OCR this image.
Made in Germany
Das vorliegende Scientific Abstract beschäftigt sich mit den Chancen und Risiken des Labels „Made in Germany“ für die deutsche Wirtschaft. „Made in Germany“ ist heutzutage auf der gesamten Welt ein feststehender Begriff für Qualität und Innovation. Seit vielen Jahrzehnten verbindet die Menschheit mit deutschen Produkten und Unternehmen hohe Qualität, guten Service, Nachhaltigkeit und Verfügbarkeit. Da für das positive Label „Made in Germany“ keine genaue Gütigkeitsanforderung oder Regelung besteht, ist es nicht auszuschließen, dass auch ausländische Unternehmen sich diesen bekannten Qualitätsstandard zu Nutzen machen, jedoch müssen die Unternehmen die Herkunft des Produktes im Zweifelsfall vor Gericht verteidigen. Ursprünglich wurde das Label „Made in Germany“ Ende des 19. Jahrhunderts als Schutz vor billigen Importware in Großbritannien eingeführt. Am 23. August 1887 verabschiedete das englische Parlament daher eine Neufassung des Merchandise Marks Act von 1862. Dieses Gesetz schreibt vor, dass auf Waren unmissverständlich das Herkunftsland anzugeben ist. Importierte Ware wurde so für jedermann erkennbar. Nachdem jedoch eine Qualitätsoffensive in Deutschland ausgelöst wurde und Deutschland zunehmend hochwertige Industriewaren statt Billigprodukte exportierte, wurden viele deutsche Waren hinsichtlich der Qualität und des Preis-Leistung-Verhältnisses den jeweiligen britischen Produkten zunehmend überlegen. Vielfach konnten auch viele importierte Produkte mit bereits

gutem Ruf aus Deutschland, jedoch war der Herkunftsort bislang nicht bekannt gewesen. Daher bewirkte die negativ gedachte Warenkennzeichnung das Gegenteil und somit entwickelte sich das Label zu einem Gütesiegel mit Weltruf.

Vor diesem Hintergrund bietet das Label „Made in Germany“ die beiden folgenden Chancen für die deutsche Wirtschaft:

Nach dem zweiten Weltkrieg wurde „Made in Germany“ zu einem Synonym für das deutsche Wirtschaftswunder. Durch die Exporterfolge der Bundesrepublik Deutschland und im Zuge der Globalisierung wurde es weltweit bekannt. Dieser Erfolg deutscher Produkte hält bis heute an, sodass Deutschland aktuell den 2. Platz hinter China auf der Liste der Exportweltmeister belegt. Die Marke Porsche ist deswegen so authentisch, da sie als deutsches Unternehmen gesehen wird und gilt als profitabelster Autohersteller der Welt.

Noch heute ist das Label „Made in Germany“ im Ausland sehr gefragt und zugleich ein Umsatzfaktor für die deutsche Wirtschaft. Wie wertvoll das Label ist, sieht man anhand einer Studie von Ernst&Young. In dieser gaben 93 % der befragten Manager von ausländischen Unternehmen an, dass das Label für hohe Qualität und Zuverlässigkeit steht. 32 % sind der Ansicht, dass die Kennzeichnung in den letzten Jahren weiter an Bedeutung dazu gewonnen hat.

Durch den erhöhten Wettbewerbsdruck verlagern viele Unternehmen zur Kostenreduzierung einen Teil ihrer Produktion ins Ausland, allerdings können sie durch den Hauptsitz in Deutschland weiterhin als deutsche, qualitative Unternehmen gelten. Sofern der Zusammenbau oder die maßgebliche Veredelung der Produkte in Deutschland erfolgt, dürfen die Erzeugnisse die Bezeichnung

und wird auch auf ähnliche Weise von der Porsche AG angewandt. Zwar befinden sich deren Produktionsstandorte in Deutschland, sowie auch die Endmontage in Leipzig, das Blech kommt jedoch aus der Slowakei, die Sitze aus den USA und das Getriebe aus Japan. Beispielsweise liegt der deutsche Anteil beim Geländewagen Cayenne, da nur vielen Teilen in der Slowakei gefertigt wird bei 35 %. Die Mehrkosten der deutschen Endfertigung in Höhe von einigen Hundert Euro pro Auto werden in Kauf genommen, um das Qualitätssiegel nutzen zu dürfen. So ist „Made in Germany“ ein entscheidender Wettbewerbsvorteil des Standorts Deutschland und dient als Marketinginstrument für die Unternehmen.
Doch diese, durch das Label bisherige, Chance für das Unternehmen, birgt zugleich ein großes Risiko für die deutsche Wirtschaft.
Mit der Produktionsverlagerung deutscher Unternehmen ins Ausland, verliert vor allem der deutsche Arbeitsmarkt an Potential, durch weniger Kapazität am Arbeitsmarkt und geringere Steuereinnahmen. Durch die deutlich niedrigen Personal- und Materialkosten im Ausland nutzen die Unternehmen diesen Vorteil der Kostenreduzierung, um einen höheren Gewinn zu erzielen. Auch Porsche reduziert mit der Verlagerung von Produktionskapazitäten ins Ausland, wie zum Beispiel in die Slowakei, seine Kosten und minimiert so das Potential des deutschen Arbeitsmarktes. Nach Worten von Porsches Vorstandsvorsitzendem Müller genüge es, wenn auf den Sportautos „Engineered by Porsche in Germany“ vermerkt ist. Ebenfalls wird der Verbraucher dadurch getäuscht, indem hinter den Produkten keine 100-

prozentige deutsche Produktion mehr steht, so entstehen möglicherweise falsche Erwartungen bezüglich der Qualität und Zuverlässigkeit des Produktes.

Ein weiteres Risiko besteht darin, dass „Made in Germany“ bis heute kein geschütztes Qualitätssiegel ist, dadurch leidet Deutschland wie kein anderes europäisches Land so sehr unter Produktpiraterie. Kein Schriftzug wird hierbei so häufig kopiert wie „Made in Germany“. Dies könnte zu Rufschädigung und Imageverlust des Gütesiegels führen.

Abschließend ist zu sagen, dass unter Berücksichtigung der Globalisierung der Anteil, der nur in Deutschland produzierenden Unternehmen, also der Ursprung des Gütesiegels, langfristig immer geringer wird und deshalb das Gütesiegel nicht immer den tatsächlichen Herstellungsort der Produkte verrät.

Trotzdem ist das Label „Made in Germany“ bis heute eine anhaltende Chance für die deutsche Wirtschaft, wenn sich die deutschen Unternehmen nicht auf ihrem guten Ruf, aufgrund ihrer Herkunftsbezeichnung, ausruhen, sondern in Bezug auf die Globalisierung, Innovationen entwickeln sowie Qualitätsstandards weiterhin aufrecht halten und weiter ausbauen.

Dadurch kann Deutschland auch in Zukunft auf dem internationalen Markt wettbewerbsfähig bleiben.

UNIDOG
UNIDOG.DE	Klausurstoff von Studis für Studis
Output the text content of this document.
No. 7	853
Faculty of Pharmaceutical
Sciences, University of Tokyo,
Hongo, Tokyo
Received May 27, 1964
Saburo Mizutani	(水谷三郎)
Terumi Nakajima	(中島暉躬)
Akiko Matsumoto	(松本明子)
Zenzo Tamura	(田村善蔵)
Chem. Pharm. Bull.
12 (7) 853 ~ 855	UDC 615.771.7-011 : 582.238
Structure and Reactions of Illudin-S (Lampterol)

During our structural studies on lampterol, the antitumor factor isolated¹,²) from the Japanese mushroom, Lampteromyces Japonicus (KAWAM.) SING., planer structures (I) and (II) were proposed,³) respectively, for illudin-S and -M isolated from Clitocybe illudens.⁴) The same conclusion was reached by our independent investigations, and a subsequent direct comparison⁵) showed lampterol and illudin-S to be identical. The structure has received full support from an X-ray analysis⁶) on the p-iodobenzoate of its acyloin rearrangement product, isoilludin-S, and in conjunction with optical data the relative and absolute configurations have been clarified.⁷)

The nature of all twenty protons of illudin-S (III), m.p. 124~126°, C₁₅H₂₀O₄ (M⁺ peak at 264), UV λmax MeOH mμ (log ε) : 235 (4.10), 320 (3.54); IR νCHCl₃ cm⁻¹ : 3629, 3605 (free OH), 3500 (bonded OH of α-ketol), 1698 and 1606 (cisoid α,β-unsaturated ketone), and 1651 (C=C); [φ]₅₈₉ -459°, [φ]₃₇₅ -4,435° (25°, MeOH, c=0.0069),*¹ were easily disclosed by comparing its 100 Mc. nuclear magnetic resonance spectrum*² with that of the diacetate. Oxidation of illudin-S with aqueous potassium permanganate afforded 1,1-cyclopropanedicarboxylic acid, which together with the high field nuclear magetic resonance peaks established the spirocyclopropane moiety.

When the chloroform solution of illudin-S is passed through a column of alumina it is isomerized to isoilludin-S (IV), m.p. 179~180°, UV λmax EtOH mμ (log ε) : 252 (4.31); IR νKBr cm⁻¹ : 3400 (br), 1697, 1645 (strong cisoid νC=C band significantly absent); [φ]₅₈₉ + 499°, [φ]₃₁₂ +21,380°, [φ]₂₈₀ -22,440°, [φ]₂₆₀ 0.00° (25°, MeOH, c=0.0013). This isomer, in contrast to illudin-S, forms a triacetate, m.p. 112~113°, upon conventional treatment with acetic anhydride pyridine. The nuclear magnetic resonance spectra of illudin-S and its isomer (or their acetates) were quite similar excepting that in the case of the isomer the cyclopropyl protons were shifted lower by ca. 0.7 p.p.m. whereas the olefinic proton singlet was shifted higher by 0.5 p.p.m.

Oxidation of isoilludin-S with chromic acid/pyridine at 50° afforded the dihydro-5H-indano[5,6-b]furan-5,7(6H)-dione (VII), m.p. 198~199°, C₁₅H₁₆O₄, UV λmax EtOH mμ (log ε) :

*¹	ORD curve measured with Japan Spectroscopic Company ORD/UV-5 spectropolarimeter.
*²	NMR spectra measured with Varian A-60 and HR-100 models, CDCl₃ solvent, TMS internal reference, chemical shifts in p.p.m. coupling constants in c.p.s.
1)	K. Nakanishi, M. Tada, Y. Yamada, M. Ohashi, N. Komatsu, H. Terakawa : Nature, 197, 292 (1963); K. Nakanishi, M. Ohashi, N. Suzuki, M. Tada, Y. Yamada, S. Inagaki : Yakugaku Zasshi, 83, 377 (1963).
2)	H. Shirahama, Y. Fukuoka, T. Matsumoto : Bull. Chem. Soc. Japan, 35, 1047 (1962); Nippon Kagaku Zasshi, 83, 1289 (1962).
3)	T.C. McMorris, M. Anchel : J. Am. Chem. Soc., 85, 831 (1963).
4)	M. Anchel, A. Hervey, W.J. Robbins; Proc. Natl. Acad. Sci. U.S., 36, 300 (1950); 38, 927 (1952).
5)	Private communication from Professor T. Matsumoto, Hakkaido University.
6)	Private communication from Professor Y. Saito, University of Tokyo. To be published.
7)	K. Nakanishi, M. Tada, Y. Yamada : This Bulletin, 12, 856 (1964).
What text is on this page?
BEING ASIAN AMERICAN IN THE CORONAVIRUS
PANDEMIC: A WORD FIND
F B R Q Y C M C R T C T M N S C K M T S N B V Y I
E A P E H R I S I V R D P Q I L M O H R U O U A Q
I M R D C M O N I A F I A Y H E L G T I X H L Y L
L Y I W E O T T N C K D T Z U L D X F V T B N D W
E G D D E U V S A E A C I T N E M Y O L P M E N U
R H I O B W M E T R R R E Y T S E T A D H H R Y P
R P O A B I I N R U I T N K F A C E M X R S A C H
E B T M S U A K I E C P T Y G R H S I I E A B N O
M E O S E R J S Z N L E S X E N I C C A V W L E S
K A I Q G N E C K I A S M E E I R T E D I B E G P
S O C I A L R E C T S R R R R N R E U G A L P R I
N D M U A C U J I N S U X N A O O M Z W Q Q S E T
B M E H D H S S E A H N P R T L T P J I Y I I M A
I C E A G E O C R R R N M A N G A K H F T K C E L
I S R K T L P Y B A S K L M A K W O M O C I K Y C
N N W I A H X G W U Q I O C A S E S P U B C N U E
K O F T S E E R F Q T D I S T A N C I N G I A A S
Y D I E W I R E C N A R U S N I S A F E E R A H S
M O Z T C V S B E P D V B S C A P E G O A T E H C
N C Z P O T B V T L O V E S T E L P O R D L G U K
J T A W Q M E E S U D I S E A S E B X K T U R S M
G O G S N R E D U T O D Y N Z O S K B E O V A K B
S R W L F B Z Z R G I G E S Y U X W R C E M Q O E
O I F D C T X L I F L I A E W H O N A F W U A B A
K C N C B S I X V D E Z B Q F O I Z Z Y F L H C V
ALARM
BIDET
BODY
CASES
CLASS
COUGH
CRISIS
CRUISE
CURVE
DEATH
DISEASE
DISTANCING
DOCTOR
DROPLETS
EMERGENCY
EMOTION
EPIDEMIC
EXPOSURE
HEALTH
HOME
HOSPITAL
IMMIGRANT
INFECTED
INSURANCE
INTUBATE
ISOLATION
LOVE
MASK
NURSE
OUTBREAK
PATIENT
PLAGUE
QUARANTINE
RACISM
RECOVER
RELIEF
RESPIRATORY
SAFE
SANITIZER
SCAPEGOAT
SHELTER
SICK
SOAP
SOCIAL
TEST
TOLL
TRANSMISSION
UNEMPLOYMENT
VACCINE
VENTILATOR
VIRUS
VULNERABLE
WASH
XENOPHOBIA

> _WORK INSTRUCTION_:
Search the listing above for "measured" and copy every line that has it.

> _RESPONSE BELOW_:
*¹	ORD curve measured with Japan Spectroscopic Company ORD/UV-5 spectropolarimeter.
*²	NMR spectra measured with Varian A-60 and HR-100 models, CDCl₃ solvent, TMS internal reference, chemical shifts in p.p.m. coupling constants in c.p.s.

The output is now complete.